Your task.
Count how many lines contain "Medische" and reply with that number only.
==== Material for this exercise
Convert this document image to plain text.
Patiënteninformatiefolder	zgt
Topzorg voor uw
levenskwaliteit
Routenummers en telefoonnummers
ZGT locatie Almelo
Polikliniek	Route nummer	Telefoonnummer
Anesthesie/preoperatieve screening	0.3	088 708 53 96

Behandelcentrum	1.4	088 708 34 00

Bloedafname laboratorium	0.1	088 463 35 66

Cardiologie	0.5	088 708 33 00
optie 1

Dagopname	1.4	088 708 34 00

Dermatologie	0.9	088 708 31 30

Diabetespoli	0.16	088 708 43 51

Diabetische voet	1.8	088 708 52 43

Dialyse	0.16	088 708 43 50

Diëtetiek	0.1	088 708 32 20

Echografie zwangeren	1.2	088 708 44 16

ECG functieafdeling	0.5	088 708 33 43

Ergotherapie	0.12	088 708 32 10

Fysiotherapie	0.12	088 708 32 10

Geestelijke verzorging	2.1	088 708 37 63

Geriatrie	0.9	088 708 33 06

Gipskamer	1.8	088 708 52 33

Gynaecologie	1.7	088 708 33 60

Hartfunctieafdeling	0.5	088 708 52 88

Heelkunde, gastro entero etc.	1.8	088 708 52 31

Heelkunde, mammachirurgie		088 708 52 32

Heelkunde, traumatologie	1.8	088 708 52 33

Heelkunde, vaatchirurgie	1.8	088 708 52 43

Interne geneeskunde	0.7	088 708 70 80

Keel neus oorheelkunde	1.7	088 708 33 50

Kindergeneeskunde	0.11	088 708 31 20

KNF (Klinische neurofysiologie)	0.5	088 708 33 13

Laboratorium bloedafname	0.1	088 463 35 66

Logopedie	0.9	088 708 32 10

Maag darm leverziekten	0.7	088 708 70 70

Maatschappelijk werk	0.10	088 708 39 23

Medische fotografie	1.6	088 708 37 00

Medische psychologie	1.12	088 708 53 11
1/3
========
Result of this exercise.
2